● **WHAT YOU NEED TO DO**
Identify the lines bearing the string "NOVE" and gather them.
- - -
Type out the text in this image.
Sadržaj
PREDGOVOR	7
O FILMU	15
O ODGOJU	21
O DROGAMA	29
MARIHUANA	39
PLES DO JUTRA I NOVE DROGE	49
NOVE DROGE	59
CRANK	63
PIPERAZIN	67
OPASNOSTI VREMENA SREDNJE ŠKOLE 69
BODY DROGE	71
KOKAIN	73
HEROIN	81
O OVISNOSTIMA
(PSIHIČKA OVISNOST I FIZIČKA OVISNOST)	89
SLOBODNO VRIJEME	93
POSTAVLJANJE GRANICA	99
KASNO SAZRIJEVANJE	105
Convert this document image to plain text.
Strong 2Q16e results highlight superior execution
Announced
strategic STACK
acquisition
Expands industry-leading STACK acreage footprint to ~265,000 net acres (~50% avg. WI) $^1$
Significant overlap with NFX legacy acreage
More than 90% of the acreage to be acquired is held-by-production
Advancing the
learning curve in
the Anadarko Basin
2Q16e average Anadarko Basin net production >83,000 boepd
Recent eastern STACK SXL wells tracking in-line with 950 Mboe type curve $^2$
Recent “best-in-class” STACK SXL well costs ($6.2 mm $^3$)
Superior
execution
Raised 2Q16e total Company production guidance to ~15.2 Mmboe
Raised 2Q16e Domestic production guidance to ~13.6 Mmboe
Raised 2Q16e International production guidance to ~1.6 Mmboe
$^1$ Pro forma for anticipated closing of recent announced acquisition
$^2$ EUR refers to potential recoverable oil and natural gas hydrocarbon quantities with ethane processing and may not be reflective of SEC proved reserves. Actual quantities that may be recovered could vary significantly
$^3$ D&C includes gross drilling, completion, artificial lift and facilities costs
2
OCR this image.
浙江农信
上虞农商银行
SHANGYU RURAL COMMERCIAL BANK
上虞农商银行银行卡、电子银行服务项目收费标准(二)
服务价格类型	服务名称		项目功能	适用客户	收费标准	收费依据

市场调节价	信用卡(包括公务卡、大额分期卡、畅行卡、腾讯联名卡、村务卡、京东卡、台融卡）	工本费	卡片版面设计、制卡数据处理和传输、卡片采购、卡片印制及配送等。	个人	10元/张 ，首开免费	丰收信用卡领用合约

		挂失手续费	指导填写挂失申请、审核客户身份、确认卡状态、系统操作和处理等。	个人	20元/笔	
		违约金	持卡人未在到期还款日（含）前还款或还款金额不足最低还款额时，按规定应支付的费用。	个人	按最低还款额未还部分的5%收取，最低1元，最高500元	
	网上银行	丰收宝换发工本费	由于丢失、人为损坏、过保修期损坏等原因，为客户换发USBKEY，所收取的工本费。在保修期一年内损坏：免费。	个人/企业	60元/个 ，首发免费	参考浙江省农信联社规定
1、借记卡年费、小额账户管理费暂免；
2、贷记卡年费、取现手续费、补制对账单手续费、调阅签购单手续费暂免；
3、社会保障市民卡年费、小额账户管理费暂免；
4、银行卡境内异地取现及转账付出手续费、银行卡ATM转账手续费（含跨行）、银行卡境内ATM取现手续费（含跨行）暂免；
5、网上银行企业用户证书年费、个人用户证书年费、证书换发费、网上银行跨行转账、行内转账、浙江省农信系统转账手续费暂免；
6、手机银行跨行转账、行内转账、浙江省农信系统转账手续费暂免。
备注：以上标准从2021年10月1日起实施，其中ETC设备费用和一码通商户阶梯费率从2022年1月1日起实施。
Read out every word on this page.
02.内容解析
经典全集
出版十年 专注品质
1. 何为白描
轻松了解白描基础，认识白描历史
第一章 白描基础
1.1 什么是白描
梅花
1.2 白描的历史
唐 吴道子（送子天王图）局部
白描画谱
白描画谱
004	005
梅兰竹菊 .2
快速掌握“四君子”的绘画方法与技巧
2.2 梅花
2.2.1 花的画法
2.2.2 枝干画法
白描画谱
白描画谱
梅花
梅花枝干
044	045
- - -
● **COMPLETE ANSWER**
PLES DO JUTRA I NOVE DROGE	49
NOVE DROGE	59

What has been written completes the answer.